TASK PROMPT -
Make an exact transcription of the material, leaving out all images.

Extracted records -

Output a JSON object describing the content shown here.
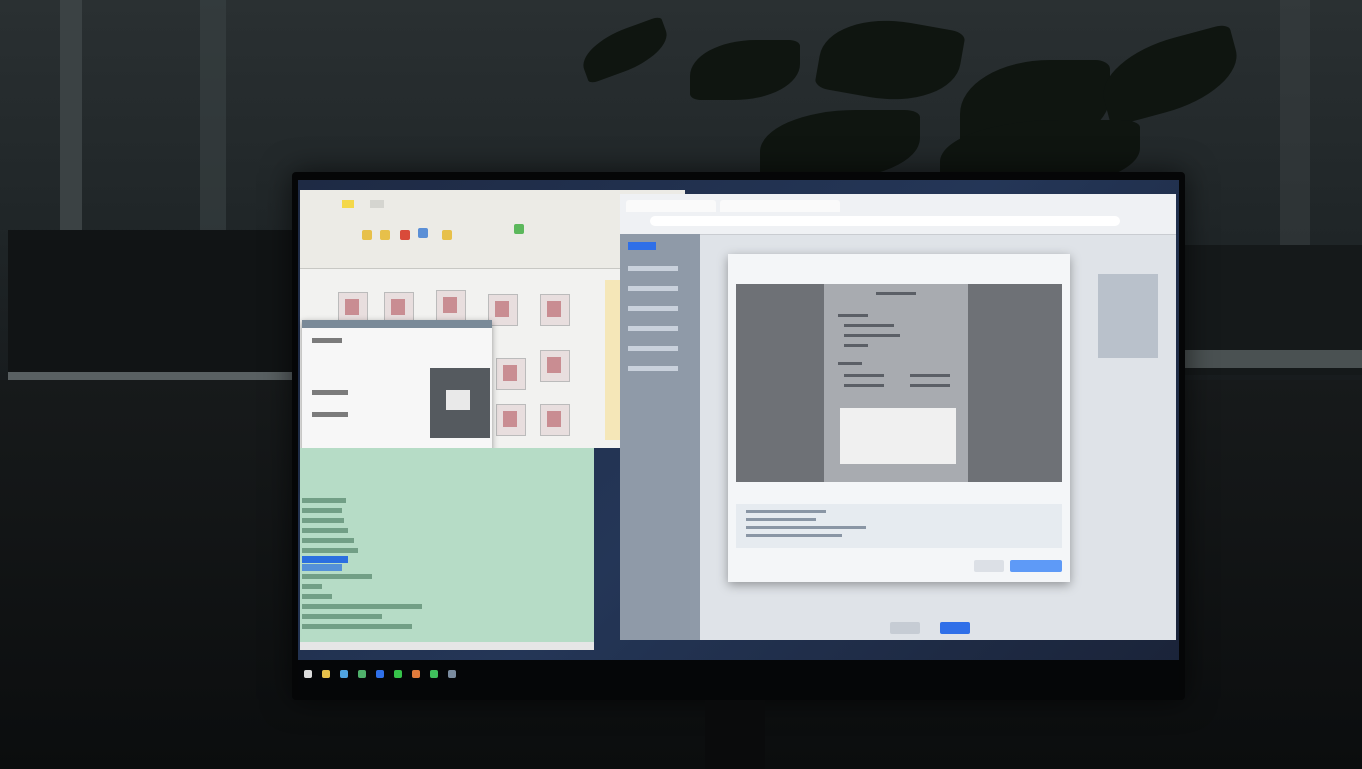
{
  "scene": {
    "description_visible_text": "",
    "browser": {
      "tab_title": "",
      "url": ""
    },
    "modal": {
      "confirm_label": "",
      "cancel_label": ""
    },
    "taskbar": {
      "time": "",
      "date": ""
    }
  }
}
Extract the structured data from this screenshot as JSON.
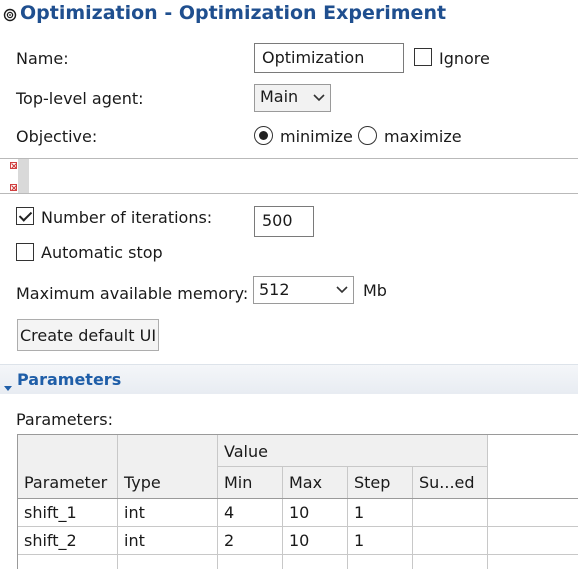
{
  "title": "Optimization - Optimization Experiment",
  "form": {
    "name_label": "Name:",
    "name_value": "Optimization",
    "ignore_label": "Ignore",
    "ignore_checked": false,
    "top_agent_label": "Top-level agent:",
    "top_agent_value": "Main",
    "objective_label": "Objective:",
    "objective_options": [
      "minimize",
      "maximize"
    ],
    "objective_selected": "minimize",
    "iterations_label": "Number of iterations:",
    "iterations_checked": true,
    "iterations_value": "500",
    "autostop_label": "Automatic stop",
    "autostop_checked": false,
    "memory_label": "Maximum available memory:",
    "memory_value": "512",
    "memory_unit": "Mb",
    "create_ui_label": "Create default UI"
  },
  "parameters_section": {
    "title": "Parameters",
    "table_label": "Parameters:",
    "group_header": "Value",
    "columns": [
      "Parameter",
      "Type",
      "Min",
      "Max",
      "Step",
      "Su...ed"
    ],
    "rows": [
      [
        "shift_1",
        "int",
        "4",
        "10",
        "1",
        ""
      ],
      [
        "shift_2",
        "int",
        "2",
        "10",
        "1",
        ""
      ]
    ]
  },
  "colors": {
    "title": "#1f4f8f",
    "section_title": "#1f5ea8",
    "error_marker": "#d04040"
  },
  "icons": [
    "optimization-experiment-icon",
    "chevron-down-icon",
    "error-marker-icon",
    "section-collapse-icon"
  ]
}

SOLUTION FOR THIS EXERCISE -
Output a JSON object describing the content shown here.
{
  "scene": {
    "description_visible_text": "",
    "browser": {
      "tab_title": "",
      "url": ""
    },
    "modal": {
      "confirm_label": "",
      "cancel_label": ""
    },
    "taskbar": {
      "time": "",
      "date": ""
    }
  }
}
Extract the structured data from this screenshot as JSON.
{
  "title": "Optimization - Optimization Experiment",
  "form": {
    "name_label": "Name:",
    "name_value": "Optimization",
    "ignore_label": "Ignore",
    "ignore_checked": false,
    "top_agent_label": "Top-level agent:",
    "top_agent_value": "Main",
    "objective_label": "Objective:",
    "objective_options": [
      "minimize",
      "maximize"
    ],
    "objective_selected": "minimize",
    "iterations_label": "Number of iterations:",
    "iterations_checked": true,
    "iterations_value": "500",
    "autostop_label": "Automatic stop",
    "autostop_checked": false,
    "memory_label": "Maximum available memory:",
    "memory_value": "512",
    "memory_unit": "Mb",
    "create_ui_label": "Create default UI"
  },
  "parameters_section": {
    "title": "Parameters",
    "table_label": "Parameters:",
    "group_header": "Value",
    "columns": [
      "Parameter",
      "Type",
      "Min",
      "Max",
      "Step",
      "Su...ed"
    ],
    "rows": [
      [
        "shift_1",
        "int",
        "4",
        "10",
        "1",
        ""
      ],
      [
        "shift_2",
        "int",
        "2",
        "10",
        "1",
        ""
      ]
    ]
  },
  "colors": {
    "title": "#1f4f8f",
    "section_title": "#1f5ea8",
    "error_marker": "#d04040"
  },
  "icons": [
    "optimization-experiment-icon",
    "chevron-down-icon",
    "error-marker-icon",
    "section-collapse-icon"
  ]
}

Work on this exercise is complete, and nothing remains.